* [Instruction]:
Every record below should be printed exactly as it appears.

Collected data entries
+ + +

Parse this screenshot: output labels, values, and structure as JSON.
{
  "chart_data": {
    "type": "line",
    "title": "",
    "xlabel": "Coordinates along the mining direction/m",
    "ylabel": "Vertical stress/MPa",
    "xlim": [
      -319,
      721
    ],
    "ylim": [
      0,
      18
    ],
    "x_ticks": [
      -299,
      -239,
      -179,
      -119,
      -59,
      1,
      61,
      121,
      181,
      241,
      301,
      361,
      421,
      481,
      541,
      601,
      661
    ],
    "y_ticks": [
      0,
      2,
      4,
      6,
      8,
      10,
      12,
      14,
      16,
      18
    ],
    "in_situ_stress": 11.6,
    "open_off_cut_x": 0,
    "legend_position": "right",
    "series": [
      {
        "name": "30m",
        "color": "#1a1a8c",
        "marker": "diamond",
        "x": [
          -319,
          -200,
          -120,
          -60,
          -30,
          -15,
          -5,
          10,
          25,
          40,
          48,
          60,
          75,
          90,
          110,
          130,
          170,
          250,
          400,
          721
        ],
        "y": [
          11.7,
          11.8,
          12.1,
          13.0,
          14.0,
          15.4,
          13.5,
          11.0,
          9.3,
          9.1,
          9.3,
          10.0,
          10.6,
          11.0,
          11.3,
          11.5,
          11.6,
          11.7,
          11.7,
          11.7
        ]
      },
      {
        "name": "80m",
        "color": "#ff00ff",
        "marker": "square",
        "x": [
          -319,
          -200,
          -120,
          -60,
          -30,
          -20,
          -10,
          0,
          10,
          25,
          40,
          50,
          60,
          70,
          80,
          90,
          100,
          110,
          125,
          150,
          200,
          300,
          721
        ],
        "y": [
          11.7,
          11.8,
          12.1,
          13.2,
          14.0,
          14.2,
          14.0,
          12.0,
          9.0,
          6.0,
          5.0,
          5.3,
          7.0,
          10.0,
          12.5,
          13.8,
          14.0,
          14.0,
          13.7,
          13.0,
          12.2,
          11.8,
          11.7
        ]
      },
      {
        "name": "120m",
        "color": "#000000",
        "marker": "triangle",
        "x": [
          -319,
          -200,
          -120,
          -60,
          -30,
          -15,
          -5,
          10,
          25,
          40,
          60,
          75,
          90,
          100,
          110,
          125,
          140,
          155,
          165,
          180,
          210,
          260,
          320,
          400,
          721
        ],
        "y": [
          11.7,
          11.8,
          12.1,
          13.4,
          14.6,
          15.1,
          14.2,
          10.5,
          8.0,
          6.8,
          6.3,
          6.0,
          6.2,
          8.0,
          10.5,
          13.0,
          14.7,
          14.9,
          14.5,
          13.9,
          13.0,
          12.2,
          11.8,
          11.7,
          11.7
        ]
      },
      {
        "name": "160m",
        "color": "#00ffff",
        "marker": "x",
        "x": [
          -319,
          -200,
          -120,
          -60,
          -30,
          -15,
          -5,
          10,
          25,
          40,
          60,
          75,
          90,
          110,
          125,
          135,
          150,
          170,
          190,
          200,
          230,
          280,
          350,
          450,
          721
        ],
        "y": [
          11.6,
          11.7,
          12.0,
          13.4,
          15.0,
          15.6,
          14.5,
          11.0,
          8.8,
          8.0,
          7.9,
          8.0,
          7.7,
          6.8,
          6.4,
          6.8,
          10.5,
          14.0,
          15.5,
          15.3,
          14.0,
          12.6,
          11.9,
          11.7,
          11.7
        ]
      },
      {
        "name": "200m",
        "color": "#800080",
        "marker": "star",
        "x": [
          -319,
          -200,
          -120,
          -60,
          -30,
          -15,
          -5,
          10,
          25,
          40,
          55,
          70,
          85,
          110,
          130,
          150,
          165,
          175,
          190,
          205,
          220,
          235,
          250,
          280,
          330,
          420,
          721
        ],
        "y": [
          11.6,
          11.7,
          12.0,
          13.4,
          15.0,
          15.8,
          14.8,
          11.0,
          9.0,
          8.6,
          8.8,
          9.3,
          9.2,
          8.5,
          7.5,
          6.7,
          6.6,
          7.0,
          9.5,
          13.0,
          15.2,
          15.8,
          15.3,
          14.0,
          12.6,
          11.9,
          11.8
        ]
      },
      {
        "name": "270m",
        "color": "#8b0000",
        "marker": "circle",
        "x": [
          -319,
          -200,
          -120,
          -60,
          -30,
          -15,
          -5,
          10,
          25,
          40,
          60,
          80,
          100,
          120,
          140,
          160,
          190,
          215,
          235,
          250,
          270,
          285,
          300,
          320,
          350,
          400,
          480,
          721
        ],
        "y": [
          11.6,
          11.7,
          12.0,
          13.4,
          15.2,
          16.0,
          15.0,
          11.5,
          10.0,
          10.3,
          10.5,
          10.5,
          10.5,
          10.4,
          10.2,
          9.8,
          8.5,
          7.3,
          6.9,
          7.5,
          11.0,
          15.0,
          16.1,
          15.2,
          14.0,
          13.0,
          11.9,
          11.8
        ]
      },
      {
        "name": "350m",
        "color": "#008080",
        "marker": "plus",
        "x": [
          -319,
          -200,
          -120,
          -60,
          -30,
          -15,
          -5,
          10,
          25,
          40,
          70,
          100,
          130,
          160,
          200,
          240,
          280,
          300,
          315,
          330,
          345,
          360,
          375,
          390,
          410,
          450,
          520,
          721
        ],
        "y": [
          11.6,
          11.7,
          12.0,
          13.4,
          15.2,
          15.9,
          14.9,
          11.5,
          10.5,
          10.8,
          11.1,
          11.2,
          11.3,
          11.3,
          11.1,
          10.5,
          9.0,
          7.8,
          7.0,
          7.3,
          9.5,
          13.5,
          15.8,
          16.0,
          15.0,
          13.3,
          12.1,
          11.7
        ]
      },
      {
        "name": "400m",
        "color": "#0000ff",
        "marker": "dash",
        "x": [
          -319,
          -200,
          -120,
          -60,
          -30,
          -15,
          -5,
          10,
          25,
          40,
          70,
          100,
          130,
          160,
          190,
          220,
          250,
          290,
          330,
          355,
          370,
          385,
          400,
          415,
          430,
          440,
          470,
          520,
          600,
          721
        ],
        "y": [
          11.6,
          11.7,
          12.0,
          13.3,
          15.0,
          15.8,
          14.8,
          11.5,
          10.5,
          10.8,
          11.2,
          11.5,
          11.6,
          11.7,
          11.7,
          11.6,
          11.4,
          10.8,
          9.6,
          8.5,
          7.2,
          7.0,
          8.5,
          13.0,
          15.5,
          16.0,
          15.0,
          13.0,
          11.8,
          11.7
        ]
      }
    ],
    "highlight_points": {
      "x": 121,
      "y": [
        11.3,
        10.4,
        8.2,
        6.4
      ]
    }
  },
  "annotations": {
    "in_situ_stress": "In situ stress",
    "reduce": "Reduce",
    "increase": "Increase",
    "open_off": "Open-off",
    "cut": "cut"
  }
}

+ + +

* [Final answer]:
Parse this screenshot: output labels, values, and structure as JSON.
{
  "chart_data": {
    "type": "line",
    "title": "",
    "xlabel": "Coordinates along the mining direction/m",
    "ylabel": "Vertical stress/MPa",
    "xlim": [
      -319,
      721
    ],
    "ylim": [
      0,
      18
    ],
    "x_ticks": [
      -299,
      -239,
      -179,
      -119,
      -59,
      1,
      61,
      121,
      181,
      241,
      301,
      361,
      421,
      481,
      541,
      601,
      661
    ],
    "y_ticks": [
      0,
      2,
      4,
      6,
      8,
      10,
      12,
      14,
      16,
      18
    ],
    "in_situ_stress": 11.6,
    "open_off_cut_x": 0,
    "legend_position": "right",
    "series": [
      {
        "name": "30m",
        "color": "#1a1a8c",
        "marker": "diamond",
        "x": [
          -319,
          -200,
          -120,
          -60,
          -30,
          -15,
          -5,
          10,
          25,
          40,
          48,
          60,
          75,
          90,
          110,
          130,
          170,
          250,
          400,
          721
        ],
        "y": [
          11.7,
          11.8,
          12.1,
          13.0,
          14.0,
          15.4,
          13.5,
          11.0,
          9.3,
          9.1,
          9.3,
          10.0,
          10.6,
          11.0,
          11.3,
          11.5,
          11.6,
          11.7,
          11.7,
          11.7
        ]
      },
      {
        "name": "80m",
        "color": "#ff00ff",
        "marker": "square",
        "x": [
          -319,
          -200,
          -120,
          -60,
          -30,
          -20,
          -10,
          0,
          10,
          25,
          40,
          50,
          60,
          70,
          80,
          90,
          100,
          110,
          125,
          150,
          200,
          300,
          721
        ],
        "y": [
          11.7,
          11.8,
          12.1,
          13.2,
          14.0,
          14.2,
          14.0,
          12.0,
          9.0,
          6.0,
          5.0,
          5.3,
          7.0,
          10.0,
          12.5,
          13.8,
          14.0,
          14.0,
          13.7,
          13.0,
          12.2,
          11.8,
          11.7
        ]
      },
      {
        "name": "120m",
        "color": "#000000",
        "marker": "triangle",
        "x": [
          -319,
          -200,
          -120,
          -60,
          -30,
          -15,
          -5,
          10,
          25,
          40,
          60,
          75,
          90,
          100,
          110,
          125,
          140,
          155,
          165,
          180,
          210,
          260,
          320,
          400,
          721
        ],
        "y": [
          11.7,
          11.8,
          12.1,
          13.4,
          14.6,
          15.1,
          14.2,
          10.5,
          8.0,
          6.8,
          6.3,
          6.0,
          6.2,
          8.0,
          10.5,
          13.0,
          14.7,
          14.9,
          14.5,
          13.9,
          13.0,
          12.2,
          11.8,
          11.7,
          11.7
        ]
      },
      {
        "name": "160m",
        "color": "#00ffff",
        "marker": "x",
        "x": [
          -319,
          -200,
          -120,
          -60,
          -30,
          -15,
          -5,
          10,
          25,
          40,
          60,
          75,
          90,
          110,
          125,
          135,
          150,
          170,
          190,
          200,
          230,
          280,
          350,
          450,
          721
        ],
        "y": [
          11.6,
          11.7,
          12.0,
          13.4,
          15.0,
          15.6,
          14.5,
          11.0,
          8.8,
          8.0,
          7.9,
          8.0,
          7.7,
          6.8,
          6.4,
          6.8,
          10.5,
          14.0,
          15.5,
          15.3,
          14.0,
          12.6,
          11.9,
          11.7,
          11.7
        ]
      },
      {
        "name": "200m",
        "color": "#800080",
        "marker": "star",
        "x": [
          -319,
          -200,
          -120,
          -60,
          -30,
          -15,
          -5,
          10,
          25,
          40,
          55,
          70,
          85,
          110,
          130,
          150,
          165,
          175,
          190,
          205,
          220,
          235,
          250,
          280,
          330,
          420,
          721
        ],
        "y": [
          11.6,
          11.7,
          12.0,
          13.4,
          15.0,
          15.8,
          14.8,
          11.0,
          9.0,
          8.6,
          8.8,
          9.3,
          9.2,
          8.5,
          7.5,
          6.7,
          6.6,
          7.0,
          9.5,
          13.0,
          15.2,
          15.8,
          15.3,
          14.0,
          12.6,
          11.9,
          11.8
        ]
      },
      {
        "name": "270m",
        "color": "#8b0000",
        "marker": "circle",
        "x": [
          -319,
          -200,
          -120,
          -60,
          -30,
          -15,
          -5,
          10,
          25,
          40,
          60,
          80,
          100,
          120,
          140,
          160,
          190,
          215,
          235,
          250,
          270,
          285,
          300,
          320,
          350,
          400,
          480,
          721
        ],
        "y": [
          11.6,
          11.7,
          12.0,
          13.4,
          15.2,
          16.0,
          15.0,
          11.5,
          10.0,
          10.3,
          10.5,
          10.5,
          10.5,
          10.4,
          10.2,
          9.8,
          8.5,
          7.3,
          6.9,
          7.5,
          11.0,
          15.0,
          16.1,
          15.2,
          14.0,
          13.0,
          11.9,
          11.8
        ]
      },
      {
        "name": "350m",
        "color": "#008080",
        "marker": "plus",
        "x": [
          -319,
          -200,
          -120,
          -60,
          -30,
          -15,
          -5,
          10,
          25,
          40,
          70,
          100,
          130,
          160,
          200,
          240,
          280,
          300,
          315,
          330,
          345,
          360,
          375,
          390,
          410,
          450,
          520,
          721
        ],
        "y": [
          11.6,
          11.7,
          12.0,
          13.4,
          15.2,
          15.9,
          14.9,
          11.5,
          10.5,
          10.8,
          11.1,
          11.2,
          11.3,
          11.3,
          11.1,
          10.5,
          9.0,
          7.8,
          7.0,
          7.3,
          9.5,
          13.5,
          15.8,
          16.0,
          15.0,
          13.3,
          12.1,
          11.7
        ]
      },
      {
        "name": "400m",
        "color": "#0000ff",
        "marker": "dash",
        "x": [
          -319,
          -200,
          -120,
          -60,
          -30,
          -15,
          -5,
          10,
          25,
          40,
          70,
          100,
          130,
          160,
          190,
          220,
          250,
          290,
          330,
          355,
          370,
          385,
          400,
          415,
          430,
          440,
          470,
          520,
          600,
          721
        ],
        "y": [
          11.6,
          11.7,
          12.0,
          13.3,
          15.0,
          15.8,
          14.8,
          11.5,
          10.5,
          10.8,
          11.2,
          11.5,
          11.6,
          11.7,
          11.7,
          11.6,
          11.4,
          10.8,
          9.6,
          8.5,
          7.2,
          7.0,
          8.5,
          13.0,
          15.5,
          16.0,
          15.0,
          13.0,
          11.8,
          11.7
        ]
      }
    ],
    "highlight_points": {
      "x": 121,
      "y": [
        11.3,
        10.4,
        8.2,
        6.4
      ]
    }
  },
  "annotations": {
    "in_situ_stress": "In situ stress",
    "reduce": "Reduce",
    "increase": "Increase",
    "open_off": "Open-off",
    "cut": "cut"
  }
}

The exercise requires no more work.